Data items:
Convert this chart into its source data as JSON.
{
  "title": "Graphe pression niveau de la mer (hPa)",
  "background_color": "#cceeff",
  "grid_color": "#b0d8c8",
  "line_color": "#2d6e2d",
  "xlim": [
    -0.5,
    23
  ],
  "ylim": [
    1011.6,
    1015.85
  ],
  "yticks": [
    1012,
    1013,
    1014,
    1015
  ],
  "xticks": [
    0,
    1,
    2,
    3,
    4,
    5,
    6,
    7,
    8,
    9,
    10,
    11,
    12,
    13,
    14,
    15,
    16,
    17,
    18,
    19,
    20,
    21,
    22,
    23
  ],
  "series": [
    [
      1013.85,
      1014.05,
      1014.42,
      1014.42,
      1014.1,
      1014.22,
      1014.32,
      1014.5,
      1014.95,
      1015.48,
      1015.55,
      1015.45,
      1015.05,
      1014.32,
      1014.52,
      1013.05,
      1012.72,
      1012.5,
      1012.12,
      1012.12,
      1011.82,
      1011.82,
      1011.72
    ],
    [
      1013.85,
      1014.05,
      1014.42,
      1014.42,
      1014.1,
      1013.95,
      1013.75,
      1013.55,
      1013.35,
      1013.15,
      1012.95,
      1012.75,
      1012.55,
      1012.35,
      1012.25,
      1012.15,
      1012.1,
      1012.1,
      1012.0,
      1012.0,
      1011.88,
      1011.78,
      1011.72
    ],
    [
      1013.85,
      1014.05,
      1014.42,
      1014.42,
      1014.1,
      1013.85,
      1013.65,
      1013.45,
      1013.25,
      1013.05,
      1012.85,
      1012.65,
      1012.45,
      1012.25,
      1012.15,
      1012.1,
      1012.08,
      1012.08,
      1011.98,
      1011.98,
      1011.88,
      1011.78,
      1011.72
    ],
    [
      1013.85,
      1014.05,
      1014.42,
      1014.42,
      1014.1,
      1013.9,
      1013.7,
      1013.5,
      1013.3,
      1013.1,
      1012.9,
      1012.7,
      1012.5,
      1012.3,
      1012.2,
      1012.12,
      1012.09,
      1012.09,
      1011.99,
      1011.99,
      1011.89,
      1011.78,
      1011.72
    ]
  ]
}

• _REQUEST_
Emit the full listing verbatim.

• _OUTPUT BELOW_
Convert this chart into its source data as JSON.
{
  "title": "Graphe pression niveau de la mer (hPa)",
  "background_color": "#cceeff",
  "grid_color": "#b0d8c8",
  "line_color": "#2d6e2d",
  "xlim": [
    -0.5,
    23
  ],
  "ylim": [
    1011.6,
    1015.85
  ],
  "yticks": [
    1012,
    1013,
    1014,
    1015
  ],
  "xticks": [
    0,
    1,
    2,
    3,
    4,
    5,
    6,
    7,
    8,
    9,
    10,
    11,
    12,
    13,
    14,
    15,
    16,
    17,
    18,
    19,
    20,
    21,
    22,
    23
  ],
  "series": [
    [
      1013.85,
      1014.05,
      1014.42,
      1014.42,
      1014.1,
      1014.22,
      1014.32,
      1014.5,
      1014.95,
      1015.48,
      1015.55,
      1015.45,
      1015.05,
      1014.32,
      1014.52,
      1013.05,
      1012.72,
      1012.5,
      1012.12,
      1012.12,
      1011.82,
      1011.82,
      1011.72
    ],
    [
      1013.85,
      1014.05,
      1014.42,
      1014.42,
      1014.1,
      1013.95,
      1013.75,
      1013.55,
      1013.35,
      1013.15,
      1012.95,
      1012.75,
      1012.55,
      1012.35,
      1012.25,
      1012.15,
      1012.1,
      1012.1,
      1012.0,
      1012.0,
      1011.88,
      1011.78,
      1011.72
    ],
    [
      1013.85,
      1014.05,
      1014.42,
      1014.42,
      1014.1,
      1013.85,
      1013.65,
      1013.45,
      1013.25,
      1013.05,
      1012.85,
      1012.65,
      1012.45,
      1012.25,
      1012.15,
      1012.1,
      1012.08,
      1012.08,
      1011.98,
      1011.98,
      1011.88,
      1011.78,
      1011.72
    ],
    [
      1013.85,
      1014.05,
      1014.42,
      1014.42,
      1014.1,
      1013.9,
      1013.7,
      1013.5,
      1013.3,
      1013.1,
      1012.9,
      1012.7,
      1012.5,
      1012.3,
      1012.2,
      1012.12,
      1012.09,
      1012.09,
      1011.99,
      1011.99,
      1011.89,
      1011.78,
      1011.72
    ]
  ]
}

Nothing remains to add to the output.